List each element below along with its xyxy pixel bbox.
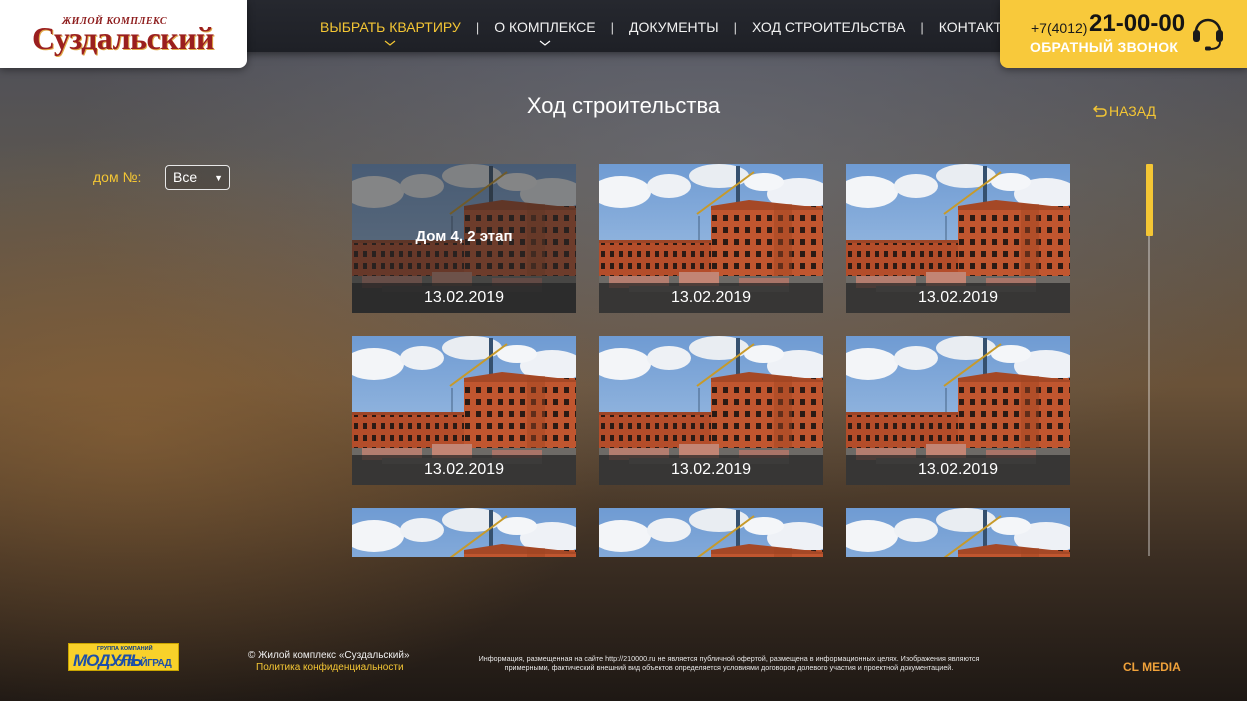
nav-item-construction-progress[interactable]: ХОД СТРОИТЕЛЬСТВА	[737, 19, 920, 35]
back-label: НАЗАД	[1109, 103, 1157, 119]
gallery-card[interactable]	[846, 508, 1070, 557]
house-filter-label: дом №:	[93, 169, 142, 185]
card-date: 13.02.2019	[423, 289, 505, 306]
gallery-card[interactable]: 13.02.2019	[846, 336, 1070, 485]
phone-number[interactable]: 21-00-00	[1089, 10, 1185, 38]
contact-panel: +7(4012) 21-00-00 ОБРАТНЫЙ ЗВОНОК	[1000, 0, 1247, 68]
callback-button[interactable]: ОБРАТНЫЙ ЗВОНОК	[1030, 39, 1178, 55]
dropdown-arrow-icon: ▼	[214, 173, 223, 183]
card-date: 13.02.2019	[670, 289, 752, 306]
main-nav: ВЫБРАТЬ КВАРТИРУ | О КОМПЛЕКСЕ | ДОКУМЕН…	[305, 17, 1029, 46]
page-title: Ход строительства	[526, 93, 721, 118]
house-filter-value: Все	[173, 169, 198, 185]
nav-item-label: О КОМПЛЕКСЕ	[494, 19, 596, 35]
gallery-card[interactable]	[599, 508, 823, 557]
copyright-text: © Жилой комплекс «Суздальский»	[248, 650, 410, 661]
nav-item-label: ХОД СТРОИТЕЛЬСТВА	[752, 19, 906, 35]
logo-name: Суздальский	[32, 20, 214, 56]
gallery-card[interactable]: 13.02.2019	[846, 164, 1070, 313]
developer-credit-link[interactable]: CL MEDIA	[1123, 660, 1181, 674]
gallery-card[interactable]: Дом 4, 2 этап 13.02.2019	[352, 164, 576, 313]
phone-code: +7(4012)	[1031, 20, 1088, 36]
chevron-down-icon	[539, 40, 551, 46]
privacy-policy-link[interactable]: Политика конфиденциальности	[256, 662, 404, 673]
construction-photo	[599, 508, 823, 557]
headset-icon[interactable]	[1190, 12, 1226, 52]
chevron-down-icon	[385, 40, 396, 46]
card-date: 13.02.2019	[670, 461, 752, 478]
house-filter-select[interactable]: Все ▼	[165, 165, 230, 190]
construction-photo	[846, 508, 1070, 557]
partner-logo-second-name: СТРОЙГРАД	[115, 658, 172, 669]
nav-item-choose-apartment[interactable]: ВЫБРАТЬ КВАРТИРУ	[305, 19, 476, 46]
back-button[interactable]: НАЗАД	[1093, 103, 1156, 119]
gallery-card[interactable]: 13.02.2019	[352, 336, 576, 485]
legal-disclaimer: Информация, размещенная на сайте http://…	[478, 654, 980, 672]
gallery-card[interactable]: 13.02.2019	[599, 336, 823, 485]
nav-item-label: ДОКУМЕНТЫ	[628, 19, 719, 35]
gallery-card[interactable]: 13.02.2019	[599, 164, 823, 313]
card-date: 13.02.2019	[423, 461, 505, 478]
construction-gallery: Дом 4, 2 этап 13.02.2019 13.02.2019 13.0…	[352, 164, 1072, 557]
partner-logo[interactable]: ГРУППА КОМПАНИЙ МОДУЛЬ СТРОЙГРАД	[68, 643, 179, 671]
nav-item-label: ВЫБРАТЬ КВАРТИРУ	[320, 19, 461, 35]
gallery-scrollbar-thumb[interactable]	[1146, 164, 1153, 236]
card-date: 13.02.2019	[917, 289, 999, 306]
card-title: Дом 4, 2 этап	[415, 228, 513, 245]
construction-photo	[352, 508, 576, 557]
nav-item-documents[interactable]: ДОКУМЕНТЫ	[614, 19, 734, 35]
nav-item-about[interactable]: О КОМПЛЕКСЕ	[479, 19, 610, 46]
gallery-card[interactable]	[352, 508, 576, 557]
back-arrow-icon	[1093, 105, 1107, 117]
card-date: 13.02.2019	[917, 461, 999, 478]
site-logo[interactable]: ЖИЛОЙ КОМПЛЕКС Суздальский	[0, 0, 247, 68]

========================================

* TASK TO COMPLETE
Rewrite the lines above as a numbered list, skipping any blank lines. Leave out the picture.

* EXERCISE RESPONSE
1. List each element below along with its xyxy pixel bbox.
2. nav-item-construction-progress[interactable]: ХОД СТРОИТЕЛЬСТВА	[737, 19, 920, 35]
3. back-label: НАЗАД	[1109, 103, 1157, 119]
4. gallery-card[interactable]	[846, 508, 1070, 557]
5. house-filter-label: дом №:	[93, 169, 142, 185]
6. card-date: 13.02.2019	[423, 289, 505, 306]
7. gallery-card[interactable]: 13.02.2019	[846, 336, 1070, 485]
8. phone-number[interactable]: 21-00-00	[1089, 10, 1185, 38]
9. contact-panel: +7(4012) 21-00-00 ОБРАТНЫЙ ЗВОНОК	[1000, 0, 1247, 68]
10. callback-button[interactable]: ОБРАТНЫЙ ЗВОНОК	[1030, 39, 1178, 55]
11. dropdown-arrow-icon: ▼	[214, 173, 223, 183]
12. card-date: 13.02.2019	[670, 289, 752, 306]
13. main-nav: ВЫБРАТЬ КВАРТИРУ | О КОМПЛЕКСЕ | ДОКУМЕН…	[305, 17, 1029, 46]
14. page-title: Ход строительства	[526, 93, 721, 118]
15. house-filter-value: Все	[173, 169, 198, 185]
16. nav-item-label: О КОМПЛЕКСЕ	[494, 19, 596, 35]
17. gallery-card[interactable]	[599, 508, 823, 557]
18. copyright-text: © Жилой комплекс «Суздальский»	[248, 650, 410, 661]
19. nav-item-label: ХОД СТРОИТЕЛЬСТВА	[752, 19, 906, 35]
20. logo-name: Суздальский	[32, 20, 214, 56]
21. gallery-card[interactable]: 13.02.2019	[846, 164, 1070, 313]
22. developer-credit-link[interactable]: CL MEDIA	[1123, 660, 1181, 674]
23. gallery-card[interactable]: Дом 4, 2 этап 13.02.2019	[352, 164, 576, 313]
24. phone-code: +7(4012)	[1031, 20, 1088, 36]
25. chevron-down-icon	[539, 40, 551, 46]
26. privacy-policy-link[interactable]: Политика конфиденциальности	[256, 662, 404, 673]
27. construction-photo	[599, 508, 823, 557]
28. headset-icon[interactable]	[1190, 12, 1226, 52]
29. chevron-down-icon	[385, 40, 396, 46]
30. card-date: 13.02.2019	[670, 461, 752, 478]
31. house-filter-select[interactable]: Все ▼	[165, 165, 230, 190]
32. construction-photo	[846, 508, 1070, 557]
33. partner-logo-second-name: СТРОЙГРАД	[115, 658, 172, 669]
34. nav-item-choose-apartment[interactable]: ВЫБРАТЬ КВАРТИРУ	[305, 19, 476, 46]
35. back-button[interactable]: НАЗАД	[1093, 103, 1156, 119]
36. gallery-card[interactable]: 13.02.2019	[352, 336, 576, 485]
37. legal-disclaimer: Информация, размещенная на сайте http://…	[478, 654, 980, 672]
38. gallery-card[interactable]: 13.02.2019	[599, 336, 823, 485]
39. nav-item-label: ДОКУМЕНТЫ	[628, 19, 719, 35]
40. gallery-card[interactable]: 13.02.2019	[599, 164, 823, 313]
41. card-date: 13.02.2019	[423, 461, 505, 478]
42. construction-gallery: Дом 4, 2 этап 13.02.2019 13.02.2019 13.0…	[352, 164, 1072, 557]
43. partner-logo[interactable]: ГРУППА КОМПАНИЙ МОДУЛЬ СТРОЙГРАД	[68, 643, 179, 671]
44. nav-item-label: ВЫБРАТЬ КВАРТИРУ	[320, 19, 461, 35]
45. gallery-scrollbar-thumb[interactable]	[1146, 164, 1153, 236]
46. card-date: 13.02.2019	[917, 289, 999, 306]
47. card-title: Дом 4, 2 этап	[415, 228, 513, 245]
48. construction-photo	[352, 508, 576, 557]
49. nav-item-documents[interactable]: ДОКУМЕНТЫ	[614, 19, 734, 35]
50. nav-item-about[interactable]: О КОМПЛЕКСЕ	[479, 19, 610, 46]
51. gallery-card[interactable]	[352, 508, 576, 557]
52. back-arrow-icon	[1093, 105, 1107, 117]
53. card-date: 13.02.2019	[917, 461, 999, 478]
54. site-logo[interactable]: ЖИЛОЙ КОМПЛЕКС Суздальский	[0, 0, 247, 68]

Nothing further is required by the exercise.